AIM: Copy out each line of the data holding "name".

INPUT RECORDS:
= = =

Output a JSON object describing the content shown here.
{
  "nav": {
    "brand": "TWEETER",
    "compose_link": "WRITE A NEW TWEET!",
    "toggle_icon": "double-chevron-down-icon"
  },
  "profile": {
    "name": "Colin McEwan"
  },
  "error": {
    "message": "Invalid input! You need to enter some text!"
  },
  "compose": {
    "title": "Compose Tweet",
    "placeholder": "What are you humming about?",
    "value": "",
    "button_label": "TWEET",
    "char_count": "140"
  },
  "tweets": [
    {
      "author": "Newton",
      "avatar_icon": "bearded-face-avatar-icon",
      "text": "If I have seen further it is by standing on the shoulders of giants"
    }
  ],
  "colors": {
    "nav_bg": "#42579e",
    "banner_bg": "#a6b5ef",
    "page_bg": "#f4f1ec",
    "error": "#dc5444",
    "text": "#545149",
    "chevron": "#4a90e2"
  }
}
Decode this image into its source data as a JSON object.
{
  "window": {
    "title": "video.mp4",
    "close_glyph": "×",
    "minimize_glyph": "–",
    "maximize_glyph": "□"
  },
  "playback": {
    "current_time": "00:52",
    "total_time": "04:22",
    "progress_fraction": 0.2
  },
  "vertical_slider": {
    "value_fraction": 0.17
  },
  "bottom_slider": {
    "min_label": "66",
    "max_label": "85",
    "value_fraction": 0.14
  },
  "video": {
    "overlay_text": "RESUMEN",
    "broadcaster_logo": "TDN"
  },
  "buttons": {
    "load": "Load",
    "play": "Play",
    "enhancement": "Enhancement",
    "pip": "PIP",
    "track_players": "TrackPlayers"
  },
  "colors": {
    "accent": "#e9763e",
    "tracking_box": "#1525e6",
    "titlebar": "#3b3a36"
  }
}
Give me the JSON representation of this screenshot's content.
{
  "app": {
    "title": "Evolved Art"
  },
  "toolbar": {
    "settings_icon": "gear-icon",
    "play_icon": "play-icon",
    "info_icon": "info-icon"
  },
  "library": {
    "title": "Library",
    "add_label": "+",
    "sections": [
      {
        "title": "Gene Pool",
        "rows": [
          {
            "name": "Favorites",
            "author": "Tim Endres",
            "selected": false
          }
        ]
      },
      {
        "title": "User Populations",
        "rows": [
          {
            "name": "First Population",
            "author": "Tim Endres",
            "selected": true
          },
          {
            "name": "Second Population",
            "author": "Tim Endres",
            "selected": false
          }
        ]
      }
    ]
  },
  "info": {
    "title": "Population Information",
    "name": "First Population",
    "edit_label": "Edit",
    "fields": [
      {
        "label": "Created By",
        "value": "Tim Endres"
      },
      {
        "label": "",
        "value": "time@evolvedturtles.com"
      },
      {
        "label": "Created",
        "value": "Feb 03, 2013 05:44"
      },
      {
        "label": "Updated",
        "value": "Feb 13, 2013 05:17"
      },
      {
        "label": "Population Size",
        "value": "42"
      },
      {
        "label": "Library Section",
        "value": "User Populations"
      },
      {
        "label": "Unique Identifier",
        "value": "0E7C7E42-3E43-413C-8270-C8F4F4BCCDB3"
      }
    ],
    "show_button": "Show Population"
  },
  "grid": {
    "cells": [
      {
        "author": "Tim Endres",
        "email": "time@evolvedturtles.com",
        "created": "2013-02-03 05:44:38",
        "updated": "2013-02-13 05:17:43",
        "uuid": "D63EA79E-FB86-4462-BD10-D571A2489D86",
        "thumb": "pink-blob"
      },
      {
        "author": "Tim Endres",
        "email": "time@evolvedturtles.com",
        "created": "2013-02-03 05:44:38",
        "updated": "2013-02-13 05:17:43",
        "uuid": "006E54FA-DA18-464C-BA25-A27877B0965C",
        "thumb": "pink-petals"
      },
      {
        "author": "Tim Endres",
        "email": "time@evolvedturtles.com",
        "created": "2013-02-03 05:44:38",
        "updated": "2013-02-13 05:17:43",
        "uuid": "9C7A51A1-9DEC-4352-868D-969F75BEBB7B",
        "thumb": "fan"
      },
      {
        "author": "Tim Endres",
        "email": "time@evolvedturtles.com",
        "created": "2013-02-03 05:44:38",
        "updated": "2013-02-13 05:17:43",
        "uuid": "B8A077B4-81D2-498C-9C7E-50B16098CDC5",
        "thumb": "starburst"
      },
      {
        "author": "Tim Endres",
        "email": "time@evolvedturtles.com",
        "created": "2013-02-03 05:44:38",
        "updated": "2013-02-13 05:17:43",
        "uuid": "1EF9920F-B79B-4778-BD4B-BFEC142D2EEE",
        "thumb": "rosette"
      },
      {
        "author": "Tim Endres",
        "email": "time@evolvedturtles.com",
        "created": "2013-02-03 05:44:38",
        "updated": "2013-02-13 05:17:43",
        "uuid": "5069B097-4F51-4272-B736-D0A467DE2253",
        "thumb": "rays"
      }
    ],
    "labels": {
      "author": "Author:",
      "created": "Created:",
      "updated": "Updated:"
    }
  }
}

= = =

EXERCISE SOLUTION:
    "name": "Colin McEwan"
            "name": "Favorites",
            "name": "First Population",
            "name": "Second Population",
    "name": "First Population",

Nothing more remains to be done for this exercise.